Supplied data:
☆ ☆ ☆ ☆
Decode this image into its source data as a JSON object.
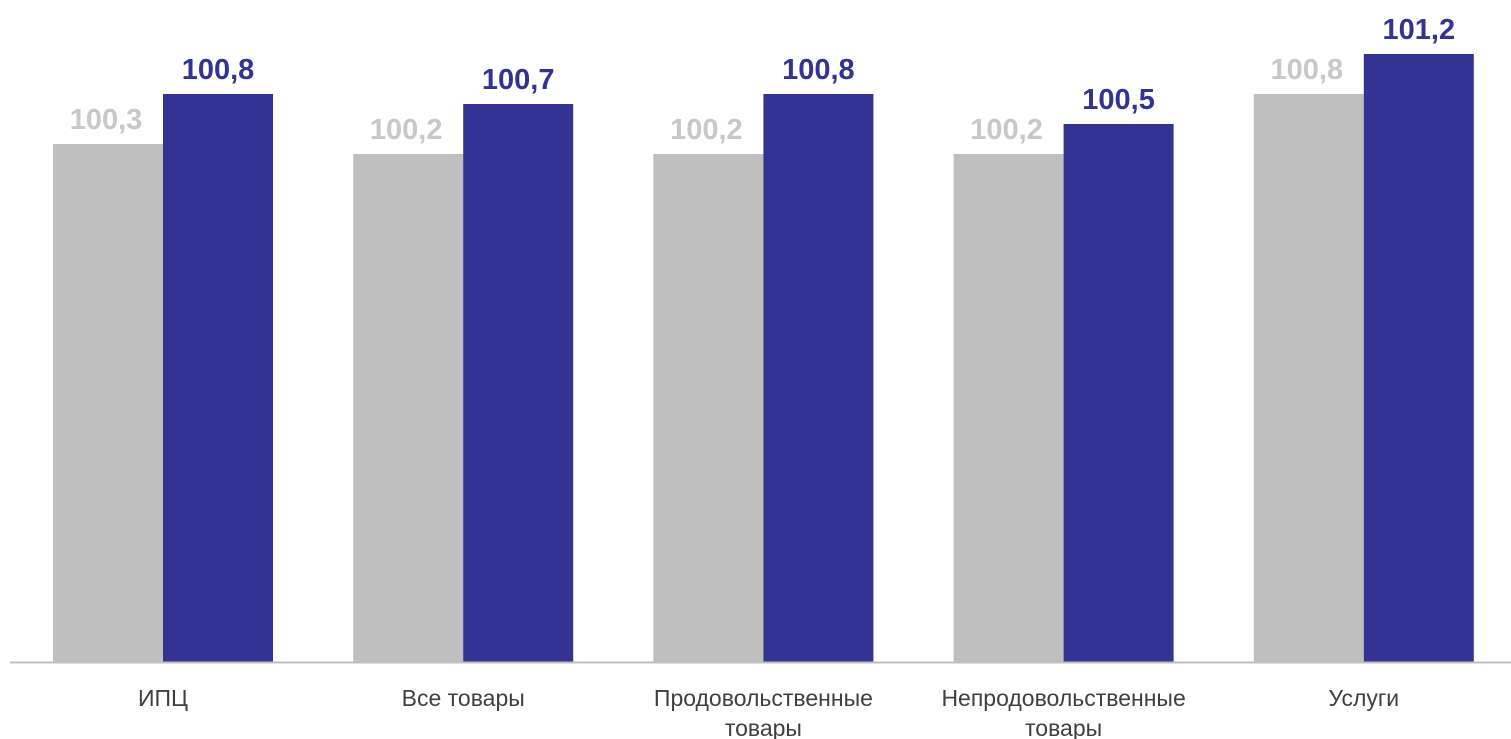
{
  "chart_data": {
    "type": "bar",
    "categories": [
      [
        "ИПЦ"
      ],
      [
        "Все товары"
      ],
      [
        "Продовольственные",
        "товары"
      ],
      [
        "Непродовольственные",
        "товары"
      ],
      [
        "Услуги"
      ]
    ],
    "series": [
      {
        "values": [
          100.3,
          100.2,
          100.2,
          100.2,
          100.8
        ],
        "labels": [
          "100,3",
          "100,2",
          "100,2",
          "100,2",
          "100,8"
        ],
        "color": "#bfbfbf",
        "label_color": "#c8c8c8"
      },
      {
        "values": [
          100.8,
          100.7,
          100.8,
          100.5,
          101.2
        ],
        "labels": [
          "100,8",
          "100,7",
          "100,8",
          "100,5",
          "101,2"
        ],
        "color": "#333393",
        "label_color": "#333393"
      }
    ],
    "xlabel": "",
    "ylabel": "",
    "grid": false,
    "axis_color": "#bfbfbf"
  }
}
☆ ☆ ☆ ☆
What you are asked to do:
Above are records with pictures; repeat the records exactly and leave the pictures out.

Correct result:
Decode this image into its source data as a JSON object.
{
  "chart_data": {
    "type": "bar",
    "categories": [
      [
        "ИПЦ"
      ],
      [
        "Все товары"
      ],
      [
        "Продовольственные",
        "товары"
      ],
      [
        "Непродовольственные",
        "товары"
      ],
      [
        "Услуги"
      ]
    ],
    "series": [
      {
        "values": [
          100.3,
          100.2,
          100.2,
          100.2,
          100.8
        ],
        "labels": [
          "100,3",
          "100,2",
          "100,2",
          "100,2",
          "100,8"
        ],
        "color": "#bfbfbf",
        "label_color": "#c8c8c8"
      },
      {
        "values": [
          100.8,
          100.7,
          100.8,
          100.5,
          101.2
        ],
        "labels": [
          "100,8",
          "100,7",
          "100,8",
          "100,5",
          "101,2"
        ],
        "color": "#333393",
        "label_color": "#333393"
      }
    ],
    "xlabel": "",
    "ylabel": "",
    "grid": false,
    "axis_color": "#bfbfbf"
  }
}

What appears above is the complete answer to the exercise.